PROVIDED INFORMATION =
>> start
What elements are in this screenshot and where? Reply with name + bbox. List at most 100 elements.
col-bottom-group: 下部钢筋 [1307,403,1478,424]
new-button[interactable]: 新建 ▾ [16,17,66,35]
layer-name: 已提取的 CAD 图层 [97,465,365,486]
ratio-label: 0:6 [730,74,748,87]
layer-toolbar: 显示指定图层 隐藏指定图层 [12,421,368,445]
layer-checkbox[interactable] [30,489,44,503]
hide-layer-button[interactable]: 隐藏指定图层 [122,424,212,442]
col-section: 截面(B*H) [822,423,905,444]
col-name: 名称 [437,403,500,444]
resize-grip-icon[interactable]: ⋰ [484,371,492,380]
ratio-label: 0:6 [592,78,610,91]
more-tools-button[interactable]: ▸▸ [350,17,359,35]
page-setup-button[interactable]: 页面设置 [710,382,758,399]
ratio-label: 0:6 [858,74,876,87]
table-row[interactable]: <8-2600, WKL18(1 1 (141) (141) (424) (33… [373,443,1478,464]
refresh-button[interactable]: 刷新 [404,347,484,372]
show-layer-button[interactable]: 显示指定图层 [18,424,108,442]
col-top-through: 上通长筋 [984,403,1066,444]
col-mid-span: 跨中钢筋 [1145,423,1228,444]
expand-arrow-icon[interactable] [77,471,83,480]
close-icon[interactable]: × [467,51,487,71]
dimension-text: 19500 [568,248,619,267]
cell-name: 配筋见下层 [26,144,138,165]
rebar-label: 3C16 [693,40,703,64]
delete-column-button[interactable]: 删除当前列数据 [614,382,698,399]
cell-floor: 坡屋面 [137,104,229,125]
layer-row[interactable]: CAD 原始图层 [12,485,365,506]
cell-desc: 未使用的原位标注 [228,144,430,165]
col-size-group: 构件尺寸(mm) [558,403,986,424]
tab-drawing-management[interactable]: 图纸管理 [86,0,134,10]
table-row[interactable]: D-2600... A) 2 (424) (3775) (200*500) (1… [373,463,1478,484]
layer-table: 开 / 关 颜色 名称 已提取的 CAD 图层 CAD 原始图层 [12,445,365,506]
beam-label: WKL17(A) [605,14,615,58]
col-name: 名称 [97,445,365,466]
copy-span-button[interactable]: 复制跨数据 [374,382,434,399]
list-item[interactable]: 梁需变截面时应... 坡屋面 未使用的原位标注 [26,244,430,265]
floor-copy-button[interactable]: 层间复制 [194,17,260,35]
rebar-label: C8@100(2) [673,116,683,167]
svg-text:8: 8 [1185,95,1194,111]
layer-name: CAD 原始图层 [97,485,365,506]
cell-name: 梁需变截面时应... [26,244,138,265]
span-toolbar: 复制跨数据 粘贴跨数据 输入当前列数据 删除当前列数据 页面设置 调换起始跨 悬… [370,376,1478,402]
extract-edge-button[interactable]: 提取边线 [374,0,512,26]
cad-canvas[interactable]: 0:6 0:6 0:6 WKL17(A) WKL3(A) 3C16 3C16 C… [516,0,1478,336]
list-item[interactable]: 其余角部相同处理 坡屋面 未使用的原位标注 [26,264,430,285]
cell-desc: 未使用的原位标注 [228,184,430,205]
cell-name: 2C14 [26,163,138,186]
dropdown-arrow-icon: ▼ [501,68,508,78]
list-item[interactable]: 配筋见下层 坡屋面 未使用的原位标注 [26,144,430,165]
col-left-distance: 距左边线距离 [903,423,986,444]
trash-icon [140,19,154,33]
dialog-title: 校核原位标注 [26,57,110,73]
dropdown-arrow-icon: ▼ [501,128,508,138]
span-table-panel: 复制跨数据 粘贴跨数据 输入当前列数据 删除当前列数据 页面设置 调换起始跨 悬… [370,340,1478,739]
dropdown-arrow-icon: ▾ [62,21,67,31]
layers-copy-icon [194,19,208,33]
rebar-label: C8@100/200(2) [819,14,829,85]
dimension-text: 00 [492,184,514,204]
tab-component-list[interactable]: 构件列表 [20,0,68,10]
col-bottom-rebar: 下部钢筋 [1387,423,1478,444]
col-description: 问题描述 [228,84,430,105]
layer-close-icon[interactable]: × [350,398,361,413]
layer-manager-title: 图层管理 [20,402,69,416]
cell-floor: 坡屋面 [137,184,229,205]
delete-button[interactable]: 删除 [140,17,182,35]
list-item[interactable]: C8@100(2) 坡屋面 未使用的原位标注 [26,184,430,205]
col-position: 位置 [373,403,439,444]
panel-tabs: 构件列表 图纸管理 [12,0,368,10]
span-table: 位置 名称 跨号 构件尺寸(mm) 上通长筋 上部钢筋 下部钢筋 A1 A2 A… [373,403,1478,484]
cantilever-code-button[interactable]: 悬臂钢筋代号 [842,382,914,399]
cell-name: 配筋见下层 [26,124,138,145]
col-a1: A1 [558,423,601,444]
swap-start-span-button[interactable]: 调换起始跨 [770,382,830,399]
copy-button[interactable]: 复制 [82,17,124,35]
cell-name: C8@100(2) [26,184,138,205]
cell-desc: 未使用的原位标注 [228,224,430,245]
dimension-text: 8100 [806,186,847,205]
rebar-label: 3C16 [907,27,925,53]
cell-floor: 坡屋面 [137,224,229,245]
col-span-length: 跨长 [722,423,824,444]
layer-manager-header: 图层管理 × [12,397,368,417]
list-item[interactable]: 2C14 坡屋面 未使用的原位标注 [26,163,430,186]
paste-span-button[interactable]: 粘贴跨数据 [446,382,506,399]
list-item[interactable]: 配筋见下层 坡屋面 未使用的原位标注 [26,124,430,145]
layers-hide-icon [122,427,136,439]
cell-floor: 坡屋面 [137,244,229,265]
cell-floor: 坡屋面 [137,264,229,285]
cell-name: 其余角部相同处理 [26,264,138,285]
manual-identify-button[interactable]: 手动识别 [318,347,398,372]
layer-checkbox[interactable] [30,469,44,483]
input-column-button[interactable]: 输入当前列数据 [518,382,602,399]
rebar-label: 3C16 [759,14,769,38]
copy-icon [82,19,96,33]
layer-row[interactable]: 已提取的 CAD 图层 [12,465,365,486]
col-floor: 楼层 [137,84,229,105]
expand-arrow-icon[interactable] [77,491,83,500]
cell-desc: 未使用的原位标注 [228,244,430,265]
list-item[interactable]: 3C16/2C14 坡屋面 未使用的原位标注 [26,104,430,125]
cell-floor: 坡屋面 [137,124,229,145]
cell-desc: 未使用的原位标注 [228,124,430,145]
>> end
WHAT YOU HAVE TO DO = Please reproduce every one of the entries above word for word, with no changes.

TASK SOLUTION =
What elements are in this screenshot and where? Reply with name + bbox. List at most 100 elements.
col-bottom-group: 下部钢筋 [1307,403,1478,424]
new-button[interactable]: 新建 ▾ [16,17,66,35]
layer-name: 已提取的 CAD 图层 [97,465,365,486]
ratio-label: 0:6 [730,74,748,87]
layer-toolbar: 显示指定图层 隐藏指定图层 [12,421,368,445]
layer-checkbox[interactable] [30,489,44,503]
hide-layer-button[interactable]: 隐藏指定图层 [122,424,212,442]
col-section: 截面(B*H) [822,423,905,444]
col-name: 名称 [437,403,500,444]
resize-grip-icon[interactable]: ⋰ [484,371,492,380]
ratio-label: 0:6 [592,78,610,91]
more-tools-button[interactable]: ▸▸ [350,17,359,35]
page-setup-button[interactable]: 页面设置 [710,382,758,399]
ratio-label: 0:6 [858,74,876,87]
table-row[interactable]: <8-2600, WKL18(1 1 (141) (141) (424) (33… [373,443,1478,464]
refresh-button[interactable]: 刷新 [404,347,484,372]
show-layer-button[interactable]: 显示指定图层 [18,424,108,442]
col-top-through: 上通长筋 [984,403,1066,444]
col-mid-span: 跨中钢筋 [1145,423,1228,444]
expand-arrow-icon[interactable] [77,471,83,480]
close-icon[interactable]: × [467,51,487,71]
dimension-text: 19500 [568,248,619,267]
cell-name: 配筋见下层 [26,144,138,165]
rebar-label: 3C16 [693,40,703,64]
delete-column-button[interactable]: 删除当前列数据 [614,382,698,399]
cell-floor: 坡屋面 [137,104,229,125]
layer-row[interactable]: CAD 原始图层 [12,485,365,506]
cell-desc: 未使用的原位标注 [228,144,430,165]
col-size-group: 构件尺寸(mm) [558,403,986,424]
tab-drawing-management[interactable]: 图纸管理 [86,0,134,10]
table-row[interactable]: D-2600... A) 2 (424) (3775) (200*500) (1… [373,463,1478,484]
layer-table: 开 / 关 颜色 名称 已提取的 CAD 图层 CAD 原始图层 [12,445,365,506]
beam-label: WKL17(A) [605,14,615,58]
col-name: 名称 [97,445,365,466]
copy-span-button[interactable]: 复制跨数据 [374,382,434,399]
list-item[interactable]: 梁需变截面时应... 坡屋面 未使用的原位标注 [26,244,430,265]
floor-copy-button[interactable]: 层间复制 [194,17,260,35]
rebar-label: C8@100(2) [673,116,683,167]
svg-text:8: 8 [1185,95,1194,111]
layer-name: CAD 原始图层 [97,485,365,506]
cell-name: 梁需变截面时应... [26,244,138,265]
span-toolbar: 复制跨数据 粘贴跨数据 输入当前列数据 删除当前列数据 页面设置 调换起始跨 悬… [370,376,1478,402]
extract-edge-button[interactable]: 提取边线 [374,0,512,26]
cad-canvas[interactable]: 0:6 0:6 0:6 WKL17(A) WKL3(A) 3C16 3C16 C… [516,0,1478,336]
list-item[interactable]: 其余角部相同处理 坡屋面 未使用的原位标注 [26,264,430,285]
cell-desc: 未使用的原位标注 [228,184,430,205]
cell-name: 2C14 [26,163,138,186]
dropdown-arrow-icon: ▼ [501,68,508,78]
list-item[interactable]: 配筋见下层 坡屋面 未使用的原位标注 [26,144,430,165]
col-left-distance: 距左边线距离 [903,423,986,444]
trash-icon [140,19,154,33]
dialog-title: 校核原位标注 [26,57,110,73]
dropdown-arrow-icon: ▼ [501,128,508,138]
span-table-panel: 复制跨数据 粘贴跨数据 输入当前列数据 删除当前列数据 页面设置 调换起始跨 悬… [370,340,1478,739]
dropdown-arrow-icon: ▾ [62,21,67,31]
layers-copy-icon [194,19,208,33]
rebar-label: C8@100/200(2) [819,14,829,85]
dimension-text: 00 [492,184,514,204]
tab-component-list[interactable]: 构件列表 [20,0,68,10]
col-bottom-rebar: 下部钢筋 [1387,423,1478,444]
col-description: 问题描述 [228,84,430,105]
layer-close-icon[interactable]: × [350,398,361,413]
layer-manager-title: 图层管理 [20,402,69,416]
cell-floor: 坡屋面 [137,184,229,205]
delete-button[interactable]: 删除 [140,17,182,35]
list-item[interactable]: C8@100(2) 坡屋面 未使用的原位标注 [26,184,430,205]
col-position: 位置 [373,403,439,444]
panel-tabs: 构件列表 图纸管理 [12,0,368,10]
span-table: 位置 名称 跨号 构件尺寸(mm) 上通长筋 上部钢筋 下部钢筋 A1 A2 A… [373,403,1478,484]
cantilever-code-button[interactable]: 悬臂钢筋代号 [842,382,914,399]
cell-name: 配筋见下层 [26,124,138,145]
col-a1: A1 [558,423,601,444]
swap-start-span-button[interactable]: 调换起始跨 [770,382,830,399]
copy-button[interactable]: 复制 [82,17,124,35]
cell-name: C8@100(2) [26,184,138,205]
cell-desc: 未使用的原位标注 [228,224,430,245]
dimension-text: 8100 [806,186,847,205]
rebar-label: 3C16 [907,27,925,53]
cell-floor: 坡屋面 [137,224,229,245]
col-span-length: 跨长 [722,423,824,444]
layer-manager-header: 图层管理 × [12,397,368,417]
list-item[interactable]: 2C14 坡屋面 未使用的原位标注 [26,163,430,186]
paste-span-button[interactable]: 粘贴跨数据 [446,382,506,399]
list-item[interactable]: 配筋见下层 坡屋面 未使用的原位标注 [26,124,430,145]
layers-hide-icon [122,427,136,439]
cell-floor: 坡屋面 [137,244,229,265]
cell-floor: 坡屋面 [137,264,229,285]
cell-name: 其余角部相同处理 [26,264,138,285]
manual-identify-button[interactable]: 手动识别 [318,347,398,372]
layer-checkbox[interactable] [30,469,44,483]
input-column-button[interactable]: 输入当前列数据 [518,382,602,399]
rebar-label: 3C16 [759,14,769,38]
copy-icon [82,19,96,33]
layer-row[interactable]: 已提取的 CAD 图层 [12,465,365,486]
col-floor: 楼层 [137,84,229,105]
expand-arrow-icon[interactable] [77,491,83,500]
cell-desc: 未使用的原位标注 [228,244,430,265]
list-item[interactable]: 3C16/2C14 坡屋面 未使用的原位标注 [26,104,430,125]
cell-floor: 坡屋面 [137,124,229,145]
cell-desc: 未使用的原位标注 [228,124,430,145]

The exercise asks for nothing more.